§ SET EXERCISE
What is the number of lines in the entries that include the word "this"? Respond with the number only.

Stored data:
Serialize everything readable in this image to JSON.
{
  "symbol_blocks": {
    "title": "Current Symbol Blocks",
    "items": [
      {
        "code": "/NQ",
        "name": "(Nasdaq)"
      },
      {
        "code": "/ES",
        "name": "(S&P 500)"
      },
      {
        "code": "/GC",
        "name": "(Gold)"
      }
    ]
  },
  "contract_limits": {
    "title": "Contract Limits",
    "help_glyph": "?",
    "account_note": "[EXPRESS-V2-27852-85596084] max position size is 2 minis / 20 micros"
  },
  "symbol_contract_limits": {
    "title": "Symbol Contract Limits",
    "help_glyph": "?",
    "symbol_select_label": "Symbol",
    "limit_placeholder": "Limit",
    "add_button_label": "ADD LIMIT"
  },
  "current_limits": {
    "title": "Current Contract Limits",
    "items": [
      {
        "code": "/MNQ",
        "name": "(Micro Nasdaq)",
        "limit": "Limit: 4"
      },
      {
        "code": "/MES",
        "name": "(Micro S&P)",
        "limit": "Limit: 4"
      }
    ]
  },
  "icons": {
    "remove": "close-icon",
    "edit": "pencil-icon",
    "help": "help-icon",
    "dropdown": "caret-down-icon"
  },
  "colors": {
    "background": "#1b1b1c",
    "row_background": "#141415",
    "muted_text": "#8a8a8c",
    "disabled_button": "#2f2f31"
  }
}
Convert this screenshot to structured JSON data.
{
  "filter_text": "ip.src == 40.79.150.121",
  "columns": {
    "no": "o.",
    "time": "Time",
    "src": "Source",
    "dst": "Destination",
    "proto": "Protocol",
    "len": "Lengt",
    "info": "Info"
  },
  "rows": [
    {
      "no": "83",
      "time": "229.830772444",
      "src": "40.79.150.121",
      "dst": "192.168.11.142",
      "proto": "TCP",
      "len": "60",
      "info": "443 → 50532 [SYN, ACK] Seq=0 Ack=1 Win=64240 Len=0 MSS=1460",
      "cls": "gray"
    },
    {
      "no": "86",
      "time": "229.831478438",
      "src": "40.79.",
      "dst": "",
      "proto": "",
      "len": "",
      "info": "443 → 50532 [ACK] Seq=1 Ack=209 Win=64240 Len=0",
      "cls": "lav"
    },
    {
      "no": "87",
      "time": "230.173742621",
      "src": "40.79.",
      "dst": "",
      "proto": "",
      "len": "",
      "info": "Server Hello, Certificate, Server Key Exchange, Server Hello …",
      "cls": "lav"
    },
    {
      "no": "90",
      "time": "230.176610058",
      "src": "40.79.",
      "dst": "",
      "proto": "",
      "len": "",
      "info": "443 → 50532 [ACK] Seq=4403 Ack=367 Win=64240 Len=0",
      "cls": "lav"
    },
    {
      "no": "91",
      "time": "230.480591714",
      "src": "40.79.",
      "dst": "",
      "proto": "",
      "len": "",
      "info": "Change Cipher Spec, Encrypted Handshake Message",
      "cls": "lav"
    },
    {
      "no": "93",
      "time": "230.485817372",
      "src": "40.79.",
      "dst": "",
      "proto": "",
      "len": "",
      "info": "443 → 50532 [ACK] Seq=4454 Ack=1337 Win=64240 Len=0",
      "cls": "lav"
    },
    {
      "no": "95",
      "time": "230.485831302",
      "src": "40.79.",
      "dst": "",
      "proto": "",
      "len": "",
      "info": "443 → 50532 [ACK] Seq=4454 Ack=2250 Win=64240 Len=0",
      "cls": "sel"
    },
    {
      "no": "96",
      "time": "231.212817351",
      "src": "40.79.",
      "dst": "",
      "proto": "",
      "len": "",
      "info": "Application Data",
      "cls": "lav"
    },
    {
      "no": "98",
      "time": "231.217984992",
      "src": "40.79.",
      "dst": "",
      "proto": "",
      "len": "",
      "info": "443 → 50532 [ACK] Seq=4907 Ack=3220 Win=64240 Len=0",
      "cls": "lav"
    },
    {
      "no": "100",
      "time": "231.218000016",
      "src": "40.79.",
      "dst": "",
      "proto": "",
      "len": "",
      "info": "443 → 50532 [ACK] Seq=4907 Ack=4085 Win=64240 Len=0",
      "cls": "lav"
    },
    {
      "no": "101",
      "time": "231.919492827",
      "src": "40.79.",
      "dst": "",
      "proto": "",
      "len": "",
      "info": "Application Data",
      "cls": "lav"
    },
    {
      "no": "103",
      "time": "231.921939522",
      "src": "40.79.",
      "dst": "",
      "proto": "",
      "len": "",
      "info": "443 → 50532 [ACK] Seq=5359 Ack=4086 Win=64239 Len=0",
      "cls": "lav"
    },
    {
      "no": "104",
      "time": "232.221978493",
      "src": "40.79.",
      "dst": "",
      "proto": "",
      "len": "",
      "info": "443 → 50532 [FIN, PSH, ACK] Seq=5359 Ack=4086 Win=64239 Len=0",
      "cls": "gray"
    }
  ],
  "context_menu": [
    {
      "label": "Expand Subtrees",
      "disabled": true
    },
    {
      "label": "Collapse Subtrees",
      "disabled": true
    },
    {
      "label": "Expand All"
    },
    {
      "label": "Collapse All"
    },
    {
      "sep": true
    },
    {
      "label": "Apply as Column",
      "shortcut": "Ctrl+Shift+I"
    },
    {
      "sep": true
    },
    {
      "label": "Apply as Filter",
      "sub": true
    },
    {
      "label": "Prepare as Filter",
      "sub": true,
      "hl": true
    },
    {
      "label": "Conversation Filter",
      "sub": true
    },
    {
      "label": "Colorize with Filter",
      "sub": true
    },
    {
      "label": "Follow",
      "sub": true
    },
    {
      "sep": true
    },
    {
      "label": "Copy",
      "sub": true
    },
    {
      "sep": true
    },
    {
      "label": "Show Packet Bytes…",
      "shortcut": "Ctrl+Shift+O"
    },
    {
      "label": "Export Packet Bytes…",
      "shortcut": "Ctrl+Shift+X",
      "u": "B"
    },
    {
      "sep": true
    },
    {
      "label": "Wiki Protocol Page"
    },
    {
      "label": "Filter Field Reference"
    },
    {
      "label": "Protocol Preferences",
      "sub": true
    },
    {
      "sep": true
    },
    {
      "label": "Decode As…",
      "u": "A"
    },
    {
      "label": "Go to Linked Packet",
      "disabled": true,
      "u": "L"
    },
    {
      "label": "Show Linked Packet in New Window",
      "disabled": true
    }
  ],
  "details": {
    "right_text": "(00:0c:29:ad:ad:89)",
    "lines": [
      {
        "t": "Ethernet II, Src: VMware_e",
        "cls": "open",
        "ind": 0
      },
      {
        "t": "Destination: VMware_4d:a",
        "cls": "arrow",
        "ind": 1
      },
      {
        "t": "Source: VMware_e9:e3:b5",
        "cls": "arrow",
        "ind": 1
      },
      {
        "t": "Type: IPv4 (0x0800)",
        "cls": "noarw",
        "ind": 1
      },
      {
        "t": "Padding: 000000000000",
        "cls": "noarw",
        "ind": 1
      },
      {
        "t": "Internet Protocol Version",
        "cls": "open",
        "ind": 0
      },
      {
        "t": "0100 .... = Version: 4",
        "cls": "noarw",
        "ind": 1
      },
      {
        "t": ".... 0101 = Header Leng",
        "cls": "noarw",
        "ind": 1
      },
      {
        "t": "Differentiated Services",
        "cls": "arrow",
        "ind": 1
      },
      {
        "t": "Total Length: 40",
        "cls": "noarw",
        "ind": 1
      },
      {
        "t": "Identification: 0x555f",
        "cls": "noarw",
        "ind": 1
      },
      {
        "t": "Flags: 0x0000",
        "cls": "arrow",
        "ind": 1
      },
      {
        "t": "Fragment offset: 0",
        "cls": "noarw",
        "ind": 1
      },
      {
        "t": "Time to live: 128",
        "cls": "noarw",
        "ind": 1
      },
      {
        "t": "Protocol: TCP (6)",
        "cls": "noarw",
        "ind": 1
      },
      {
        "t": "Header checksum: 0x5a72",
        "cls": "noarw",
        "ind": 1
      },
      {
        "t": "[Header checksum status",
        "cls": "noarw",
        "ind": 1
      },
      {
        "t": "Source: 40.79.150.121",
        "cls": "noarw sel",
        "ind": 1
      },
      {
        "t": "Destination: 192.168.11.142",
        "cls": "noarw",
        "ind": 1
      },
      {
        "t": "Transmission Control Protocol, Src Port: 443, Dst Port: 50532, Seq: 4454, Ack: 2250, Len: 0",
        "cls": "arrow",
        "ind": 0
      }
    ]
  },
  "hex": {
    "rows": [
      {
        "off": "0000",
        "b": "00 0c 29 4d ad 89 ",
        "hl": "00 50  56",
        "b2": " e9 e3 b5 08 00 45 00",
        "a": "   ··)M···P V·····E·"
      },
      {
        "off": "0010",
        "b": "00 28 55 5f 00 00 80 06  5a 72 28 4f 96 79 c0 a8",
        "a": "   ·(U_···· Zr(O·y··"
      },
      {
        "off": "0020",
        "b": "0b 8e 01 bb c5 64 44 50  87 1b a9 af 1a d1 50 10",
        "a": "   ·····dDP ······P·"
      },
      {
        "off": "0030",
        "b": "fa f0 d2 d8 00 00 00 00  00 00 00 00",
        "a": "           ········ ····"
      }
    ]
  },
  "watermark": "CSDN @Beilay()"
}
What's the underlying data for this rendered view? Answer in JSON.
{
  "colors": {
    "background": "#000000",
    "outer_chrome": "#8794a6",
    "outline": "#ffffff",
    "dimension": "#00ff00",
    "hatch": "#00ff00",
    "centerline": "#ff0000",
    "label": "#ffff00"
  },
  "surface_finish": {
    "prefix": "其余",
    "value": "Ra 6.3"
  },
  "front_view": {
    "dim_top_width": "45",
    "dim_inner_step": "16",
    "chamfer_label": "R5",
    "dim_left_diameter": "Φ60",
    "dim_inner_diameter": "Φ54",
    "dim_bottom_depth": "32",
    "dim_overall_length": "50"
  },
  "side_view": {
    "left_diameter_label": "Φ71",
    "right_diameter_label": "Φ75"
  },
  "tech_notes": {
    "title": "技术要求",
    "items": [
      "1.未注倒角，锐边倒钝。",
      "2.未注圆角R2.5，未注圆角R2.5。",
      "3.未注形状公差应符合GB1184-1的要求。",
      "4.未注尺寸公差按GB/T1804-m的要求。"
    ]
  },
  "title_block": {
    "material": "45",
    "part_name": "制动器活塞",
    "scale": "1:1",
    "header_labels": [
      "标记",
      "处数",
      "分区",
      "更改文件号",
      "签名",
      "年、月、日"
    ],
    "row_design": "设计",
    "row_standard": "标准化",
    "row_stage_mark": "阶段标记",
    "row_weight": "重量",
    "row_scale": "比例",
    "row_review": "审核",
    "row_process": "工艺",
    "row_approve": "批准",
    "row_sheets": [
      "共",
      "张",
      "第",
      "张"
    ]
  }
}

§ TASK SOLUTION
3